MATERIAL FOR THE TASK:
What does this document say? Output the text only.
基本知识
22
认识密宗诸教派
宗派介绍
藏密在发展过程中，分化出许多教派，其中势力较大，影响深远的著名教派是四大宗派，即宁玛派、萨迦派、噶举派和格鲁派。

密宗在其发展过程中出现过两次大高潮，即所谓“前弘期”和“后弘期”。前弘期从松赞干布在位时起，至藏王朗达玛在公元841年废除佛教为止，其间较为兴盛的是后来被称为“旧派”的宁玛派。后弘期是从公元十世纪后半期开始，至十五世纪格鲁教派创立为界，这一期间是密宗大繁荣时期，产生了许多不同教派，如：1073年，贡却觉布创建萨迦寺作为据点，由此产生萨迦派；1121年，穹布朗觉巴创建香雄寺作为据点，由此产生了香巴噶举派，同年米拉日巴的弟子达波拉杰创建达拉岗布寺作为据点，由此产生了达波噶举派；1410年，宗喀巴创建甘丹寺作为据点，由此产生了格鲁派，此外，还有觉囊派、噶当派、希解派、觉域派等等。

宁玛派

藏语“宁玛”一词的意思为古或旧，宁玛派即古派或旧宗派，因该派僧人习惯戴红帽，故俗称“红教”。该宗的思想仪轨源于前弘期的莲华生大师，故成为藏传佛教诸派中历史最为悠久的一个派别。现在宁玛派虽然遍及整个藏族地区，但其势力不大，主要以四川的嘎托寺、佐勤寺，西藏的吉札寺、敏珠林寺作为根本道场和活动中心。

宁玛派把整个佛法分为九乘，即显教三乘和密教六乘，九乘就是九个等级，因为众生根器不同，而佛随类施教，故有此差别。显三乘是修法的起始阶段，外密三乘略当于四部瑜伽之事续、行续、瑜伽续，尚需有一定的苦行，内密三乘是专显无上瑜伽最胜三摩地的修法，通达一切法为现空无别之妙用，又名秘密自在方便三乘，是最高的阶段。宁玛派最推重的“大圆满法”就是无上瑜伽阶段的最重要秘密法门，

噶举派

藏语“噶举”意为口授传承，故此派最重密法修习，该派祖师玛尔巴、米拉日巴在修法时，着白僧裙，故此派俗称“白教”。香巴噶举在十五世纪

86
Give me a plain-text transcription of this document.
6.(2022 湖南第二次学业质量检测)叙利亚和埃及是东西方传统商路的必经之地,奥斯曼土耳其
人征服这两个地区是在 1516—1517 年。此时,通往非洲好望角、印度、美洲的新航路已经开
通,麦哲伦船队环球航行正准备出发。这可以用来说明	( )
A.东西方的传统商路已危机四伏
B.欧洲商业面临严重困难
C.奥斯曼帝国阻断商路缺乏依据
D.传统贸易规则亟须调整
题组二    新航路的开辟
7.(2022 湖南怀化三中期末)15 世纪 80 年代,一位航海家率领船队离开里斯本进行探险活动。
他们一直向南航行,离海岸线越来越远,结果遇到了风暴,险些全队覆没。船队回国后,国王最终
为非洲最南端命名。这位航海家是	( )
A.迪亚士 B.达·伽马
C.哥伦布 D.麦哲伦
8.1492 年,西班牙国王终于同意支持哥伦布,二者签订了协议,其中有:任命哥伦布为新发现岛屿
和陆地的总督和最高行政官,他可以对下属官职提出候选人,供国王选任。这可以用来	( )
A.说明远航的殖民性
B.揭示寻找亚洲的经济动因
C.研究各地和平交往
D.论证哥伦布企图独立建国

DIRECTION:
Take the line with "Give me a plain-text" and all lines after it through the end of the records, and write them out exactly; include nothing else.

RESULT BELOW:
Give me a plain-text transcription of this document.
6.(2022 湖南第二次学业质量检测)叙利亚和埃及是东西方传统商路的必经之地,奥斯曼土耳其
人征服这两个地区是在 1516—1517 年。此时,通往非洲好望角、印度、美洲的新航路已经开
通,麦哲伦船队环球航行正准备出发。这可以用来说明	( )
A.东西方的传统商路已危机四伏
B.欧洲商业面临严重困难
C.奥斯曼帝国阻断商路缺乏依据
D.传统贸易规则亟须调整
题组二    新航路的开辟
7.(2022 湖南怀化三中期末)15 世纪 80 年代,一位航海家率领船队离开里斯本进行探险活动。
他们一直向南航行,离海岸线越来越远,结果遇到了风暴,险些全队覆没。船队回国后,国王最终
为非洲最南端命名。这位航海家是	( )
A.迪亚士 B.达·伽马
C.哥伦布 D.麦哲伦
8.1492 年,西班牙国王终于同意支持哥伦布,二者签订了协议,其中有:任命哥伦布为新发现岛屿
和陆地的总督和最高行政官,他可以对下属官职提出候选人,供国王选任。这可以用来	( )
A.说明远航的殖民性
B.揭示寻找亚洲的经济动因
C.研究各地和平交往
D.论证哥伦布企图独立建国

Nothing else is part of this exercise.